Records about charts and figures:
— START —

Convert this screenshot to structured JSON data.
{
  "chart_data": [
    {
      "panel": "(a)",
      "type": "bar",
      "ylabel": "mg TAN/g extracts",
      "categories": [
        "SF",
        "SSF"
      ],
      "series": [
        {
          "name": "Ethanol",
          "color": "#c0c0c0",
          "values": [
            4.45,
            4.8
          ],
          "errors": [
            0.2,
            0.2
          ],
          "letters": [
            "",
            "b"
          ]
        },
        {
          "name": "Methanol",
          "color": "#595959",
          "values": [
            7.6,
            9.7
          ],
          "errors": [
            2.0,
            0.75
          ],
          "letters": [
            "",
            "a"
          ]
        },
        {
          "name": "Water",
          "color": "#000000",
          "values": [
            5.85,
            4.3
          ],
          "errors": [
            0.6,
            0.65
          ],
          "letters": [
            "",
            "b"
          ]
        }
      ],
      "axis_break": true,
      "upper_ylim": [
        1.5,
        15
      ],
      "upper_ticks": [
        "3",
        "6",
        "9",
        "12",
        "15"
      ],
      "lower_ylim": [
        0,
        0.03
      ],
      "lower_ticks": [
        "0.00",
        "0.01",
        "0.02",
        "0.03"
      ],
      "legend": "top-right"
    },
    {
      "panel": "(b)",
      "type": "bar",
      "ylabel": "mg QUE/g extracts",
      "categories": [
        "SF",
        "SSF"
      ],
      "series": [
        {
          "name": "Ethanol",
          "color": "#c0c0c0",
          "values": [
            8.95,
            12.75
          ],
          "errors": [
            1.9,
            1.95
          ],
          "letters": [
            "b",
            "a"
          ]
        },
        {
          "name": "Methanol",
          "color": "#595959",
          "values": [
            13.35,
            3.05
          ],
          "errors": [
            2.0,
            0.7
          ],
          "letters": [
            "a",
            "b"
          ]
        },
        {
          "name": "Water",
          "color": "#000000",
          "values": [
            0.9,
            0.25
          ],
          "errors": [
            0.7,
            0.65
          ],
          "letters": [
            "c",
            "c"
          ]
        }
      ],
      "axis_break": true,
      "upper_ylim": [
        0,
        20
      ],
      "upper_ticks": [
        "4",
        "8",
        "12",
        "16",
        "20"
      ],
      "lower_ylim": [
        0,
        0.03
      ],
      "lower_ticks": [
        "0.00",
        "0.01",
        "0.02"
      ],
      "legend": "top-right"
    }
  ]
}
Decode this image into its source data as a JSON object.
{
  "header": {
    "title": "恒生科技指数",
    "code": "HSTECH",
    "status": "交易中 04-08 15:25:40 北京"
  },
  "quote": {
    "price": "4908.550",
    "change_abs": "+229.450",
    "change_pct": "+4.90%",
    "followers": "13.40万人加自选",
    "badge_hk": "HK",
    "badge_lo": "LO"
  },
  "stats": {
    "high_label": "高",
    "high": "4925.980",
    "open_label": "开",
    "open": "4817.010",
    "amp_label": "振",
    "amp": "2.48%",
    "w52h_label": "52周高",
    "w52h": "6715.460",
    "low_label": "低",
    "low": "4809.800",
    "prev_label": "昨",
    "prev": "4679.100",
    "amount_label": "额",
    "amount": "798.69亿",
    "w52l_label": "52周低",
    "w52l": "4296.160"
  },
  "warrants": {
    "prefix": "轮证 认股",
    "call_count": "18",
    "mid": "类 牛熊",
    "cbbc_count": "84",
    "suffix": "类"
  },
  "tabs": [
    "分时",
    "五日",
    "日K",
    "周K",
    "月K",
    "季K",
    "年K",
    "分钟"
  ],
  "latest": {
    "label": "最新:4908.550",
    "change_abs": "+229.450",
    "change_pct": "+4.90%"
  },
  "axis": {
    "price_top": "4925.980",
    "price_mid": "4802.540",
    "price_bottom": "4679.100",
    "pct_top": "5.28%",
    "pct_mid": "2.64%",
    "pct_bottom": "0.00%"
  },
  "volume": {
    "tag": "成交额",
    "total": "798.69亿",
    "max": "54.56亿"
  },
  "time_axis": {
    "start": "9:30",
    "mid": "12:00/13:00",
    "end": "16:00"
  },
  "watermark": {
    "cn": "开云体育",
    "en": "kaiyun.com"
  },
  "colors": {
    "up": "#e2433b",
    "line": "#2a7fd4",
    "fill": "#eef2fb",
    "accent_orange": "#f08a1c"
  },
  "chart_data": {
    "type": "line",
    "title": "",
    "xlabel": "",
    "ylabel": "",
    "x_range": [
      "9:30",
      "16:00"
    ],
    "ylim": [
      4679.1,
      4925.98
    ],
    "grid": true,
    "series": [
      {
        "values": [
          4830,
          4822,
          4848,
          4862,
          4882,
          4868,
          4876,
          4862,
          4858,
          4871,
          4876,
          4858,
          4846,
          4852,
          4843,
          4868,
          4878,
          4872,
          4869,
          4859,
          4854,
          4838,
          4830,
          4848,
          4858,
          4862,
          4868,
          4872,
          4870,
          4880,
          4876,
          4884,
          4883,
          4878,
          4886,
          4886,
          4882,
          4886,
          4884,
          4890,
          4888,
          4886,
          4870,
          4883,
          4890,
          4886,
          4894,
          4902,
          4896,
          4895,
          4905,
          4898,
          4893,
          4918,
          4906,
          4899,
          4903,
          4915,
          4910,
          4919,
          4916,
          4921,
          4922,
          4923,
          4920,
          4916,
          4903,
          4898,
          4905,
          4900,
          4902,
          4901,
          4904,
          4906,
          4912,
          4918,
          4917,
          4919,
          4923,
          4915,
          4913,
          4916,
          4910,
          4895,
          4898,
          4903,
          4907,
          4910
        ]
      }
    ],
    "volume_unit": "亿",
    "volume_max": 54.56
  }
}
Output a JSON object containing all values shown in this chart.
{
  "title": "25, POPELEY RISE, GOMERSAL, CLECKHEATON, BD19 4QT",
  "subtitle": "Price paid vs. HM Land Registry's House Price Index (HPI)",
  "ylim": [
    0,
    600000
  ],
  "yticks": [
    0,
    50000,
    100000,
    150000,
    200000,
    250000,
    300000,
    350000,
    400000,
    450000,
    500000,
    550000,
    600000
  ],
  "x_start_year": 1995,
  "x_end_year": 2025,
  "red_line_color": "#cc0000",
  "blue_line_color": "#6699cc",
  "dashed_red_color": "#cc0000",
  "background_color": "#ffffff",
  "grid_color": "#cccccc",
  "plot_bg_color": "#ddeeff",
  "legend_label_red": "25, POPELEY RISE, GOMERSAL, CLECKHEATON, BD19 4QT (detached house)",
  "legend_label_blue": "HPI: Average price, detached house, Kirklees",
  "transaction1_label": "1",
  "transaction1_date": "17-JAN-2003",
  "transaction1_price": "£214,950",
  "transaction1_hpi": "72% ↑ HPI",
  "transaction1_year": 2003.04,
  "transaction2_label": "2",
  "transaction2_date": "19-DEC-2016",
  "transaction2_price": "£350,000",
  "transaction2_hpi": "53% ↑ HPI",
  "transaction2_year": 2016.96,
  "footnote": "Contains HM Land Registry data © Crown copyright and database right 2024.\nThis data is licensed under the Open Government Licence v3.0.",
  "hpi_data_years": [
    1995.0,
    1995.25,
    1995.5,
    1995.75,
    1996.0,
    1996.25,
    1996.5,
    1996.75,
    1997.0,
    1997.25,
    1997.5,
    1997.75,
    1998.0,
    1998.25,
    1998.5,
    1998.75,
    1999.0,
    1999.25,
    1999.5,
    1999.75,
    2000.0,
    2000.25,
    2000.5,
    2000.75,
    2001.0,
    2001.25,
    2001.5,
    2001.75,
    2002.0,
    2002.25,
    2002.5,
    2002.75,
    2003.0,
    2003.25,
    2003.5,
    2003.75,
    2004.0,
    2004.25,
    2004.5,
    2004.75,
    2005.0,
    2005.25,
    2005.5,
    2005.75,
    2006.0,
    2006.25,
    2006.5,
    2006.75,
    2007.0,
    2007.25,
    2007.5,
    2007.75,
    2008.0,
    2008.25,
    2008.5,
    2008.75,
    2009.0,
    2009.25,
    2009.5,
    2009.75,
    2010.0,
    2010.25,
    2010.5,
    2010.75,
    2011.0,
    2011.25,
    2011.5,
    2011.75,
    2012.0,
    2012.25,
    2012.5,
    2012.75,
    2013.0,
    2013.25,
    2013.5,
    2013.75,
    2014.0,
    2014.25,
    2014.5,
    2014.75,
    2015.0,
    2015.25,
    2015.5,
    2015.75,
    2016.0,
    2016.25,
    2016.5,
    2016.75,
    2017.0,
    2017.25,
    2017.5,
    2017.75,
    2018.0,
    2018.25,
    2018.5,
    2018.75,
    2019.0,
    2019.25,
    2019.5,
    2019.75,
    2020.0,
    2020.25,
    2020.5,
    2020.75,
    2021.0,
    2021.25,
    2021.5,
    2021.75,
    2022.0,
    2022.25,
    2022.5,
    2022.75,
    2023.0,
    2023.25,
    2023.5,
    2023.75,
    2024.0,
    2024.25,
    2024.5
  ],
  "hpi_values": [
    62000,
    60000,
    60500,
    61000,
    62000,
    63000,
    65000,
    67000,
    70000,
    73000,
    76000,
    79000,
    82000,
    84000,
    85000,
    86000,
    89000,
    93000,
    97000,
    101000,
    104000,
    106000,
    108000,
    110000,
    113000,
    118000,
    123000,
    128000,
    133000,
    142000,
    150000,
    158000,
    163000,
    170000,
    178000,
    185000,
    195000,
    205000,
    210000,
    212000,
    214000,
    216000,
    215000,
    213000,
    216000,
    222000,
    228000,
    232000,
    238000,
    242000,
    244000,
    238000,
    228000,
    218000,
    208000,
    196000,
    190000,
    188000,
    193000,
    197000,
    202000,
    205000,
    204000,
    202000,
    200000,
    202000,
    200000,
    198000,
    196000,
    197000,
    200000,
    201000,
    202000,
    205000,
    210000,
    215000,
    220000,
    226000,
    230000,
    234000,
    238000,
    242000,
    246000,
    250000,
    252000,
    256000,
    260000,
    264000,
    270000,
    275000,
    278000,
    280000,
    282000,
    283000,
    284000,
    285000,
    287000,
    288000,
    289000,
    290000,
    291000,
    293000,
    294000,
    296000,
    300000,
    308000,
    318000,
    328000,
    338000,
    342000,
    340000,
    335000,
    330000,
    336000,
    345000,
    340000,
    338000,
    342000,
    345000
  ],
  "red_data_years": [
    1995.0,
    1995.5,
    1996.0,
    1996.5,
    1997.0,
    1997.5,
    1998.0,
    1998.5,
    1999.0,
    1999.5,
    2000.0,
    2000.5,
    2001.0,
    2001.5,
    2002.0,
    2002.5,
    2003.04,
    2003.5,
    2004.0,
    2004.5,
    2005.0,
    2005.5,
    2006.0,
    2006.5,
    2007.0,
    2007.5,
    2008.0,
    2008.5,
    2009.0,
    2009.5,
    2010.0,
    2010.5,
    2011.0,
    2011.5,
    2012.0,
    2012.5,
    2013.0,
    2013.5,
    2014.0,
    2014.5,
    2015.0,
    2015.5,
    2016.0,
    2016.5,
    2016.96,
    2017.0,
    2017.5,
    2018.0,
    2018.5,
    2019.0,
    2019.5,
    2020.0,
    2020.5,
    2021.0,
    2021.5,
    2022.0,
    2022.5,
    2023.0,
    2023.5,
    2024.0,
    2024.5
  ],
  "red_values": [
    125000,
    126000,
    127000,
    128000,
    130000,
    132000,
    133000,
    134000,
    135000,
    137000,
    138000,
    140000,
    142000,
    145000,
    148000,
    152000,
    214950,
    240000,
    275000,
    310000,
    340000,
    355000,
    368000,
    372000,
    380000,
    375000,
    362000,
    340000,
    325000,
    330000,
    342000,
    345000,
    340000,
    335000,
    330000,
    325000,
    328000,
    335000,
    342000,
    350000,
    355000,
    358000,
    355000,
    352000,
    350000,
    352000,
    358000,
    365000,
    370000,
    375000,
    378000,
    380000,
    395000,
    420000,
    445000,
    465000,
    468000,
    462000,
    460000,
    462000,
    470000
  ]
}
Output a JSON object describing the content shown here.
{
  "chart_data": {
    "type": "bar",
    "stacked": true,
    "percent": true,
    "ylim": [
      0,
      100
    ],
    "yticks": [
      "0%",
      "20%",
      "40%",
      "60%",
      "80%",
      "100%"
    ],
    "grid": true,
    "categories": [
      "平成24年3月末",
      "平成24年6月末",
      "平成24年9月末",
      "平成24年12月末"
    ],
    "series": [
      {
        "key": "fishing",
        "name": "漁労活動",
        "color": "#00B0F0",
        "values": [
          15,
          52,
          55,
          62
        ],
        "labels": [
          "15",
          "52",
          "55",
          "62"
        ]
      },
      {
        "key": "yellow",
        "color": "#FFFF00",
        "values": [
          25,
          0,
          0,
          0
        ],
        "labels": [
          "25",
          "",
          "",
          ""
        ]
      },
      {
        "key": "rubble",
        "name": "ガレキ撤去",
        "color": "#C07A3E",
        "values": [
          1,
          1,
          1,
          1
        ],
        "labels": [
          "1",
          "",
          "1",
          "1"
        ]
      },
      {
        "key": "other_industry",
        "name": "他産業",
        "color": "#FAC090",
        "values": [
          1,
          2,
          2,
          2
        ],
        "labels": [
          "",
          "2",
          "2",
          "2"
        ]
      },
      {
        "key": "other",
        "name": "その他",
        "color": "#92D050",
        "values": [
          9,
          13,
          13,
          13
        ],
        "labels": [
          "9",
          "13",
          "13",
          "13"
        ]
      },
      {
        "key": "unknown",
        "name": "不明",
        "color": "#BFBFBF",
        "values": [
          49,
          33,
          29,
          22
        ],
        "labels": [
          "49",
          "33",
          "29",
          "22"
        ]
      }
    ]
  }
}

— END —

• Task objective: Please extract exactly, and only, the lines from the line containing "Output a JSON object describing" through the last line of the records.

• Solution below:
Output a JSON object describing the content shown here.
{
  "chart_data": {
    "type": "bar",
    "stacked": true,
    "percent": true,
    "ylim": [
      0,
      100
    ],
    "yticks": [
      "0%",
      "20%",
      "40%",
      "60%",
      "80%",
      "100%"
    ],
    "grid": true,
    "categories": [
      "平成24年3月末",
      "平成24年6月末",
      "平成24年9月末",
      "平成24年12月末"
    ],
    "series": [
      {
        "key": "fishing",
        "name": "漁労活動",
        "color": "#00B0F0",
        "values": [
          15,
          52,
          55,
          62
        ],
        "labels": [
          "15",
          "52",
          "55",
          "62"
        ]
      },
      {
        "key": "yellow",
        "color": "#FFFF00",
        "values": [
          25,
          0,
          0,
          0
        ],
        "labels": [
          "25",
          "",
          "",
          ""
        ]
      },
      {
        "key": "rubble",
        "name": "ガレキ撤去",
        "color": "#C07A3E",
        "values": [
          1,
          1,
          1,
          1
        ],
        "labels": [
          "1",
          "",
          "1",
          "1"
        ]
      },
      {
        "key": "other_industry",
        "name": "他産業",
        "color": "#FAC090",
        "values": [
          1,
          2,
          2,
          2
        ],
        "labels": [
          "",
          "2",
          "2",
          "2"
        ]
      },
      {
        "key": "other",
        "name": "その他",
        "color": "#92D050",
        "values": [
          9,
          13,
          13,
          13
        ],
        "labels": [
          "9",
          "13",
          "13",
          "13"
        ]
      },
      {
        "key": "unknown",
        "name": "不明",
        "color": "#BFBFBF",
        "values": [
          49,
          33,
          29,
          22
        ],
        "labels": [
          "49",
          "33",
          "29",
          "22"
        ]
      }
    ]
  }
}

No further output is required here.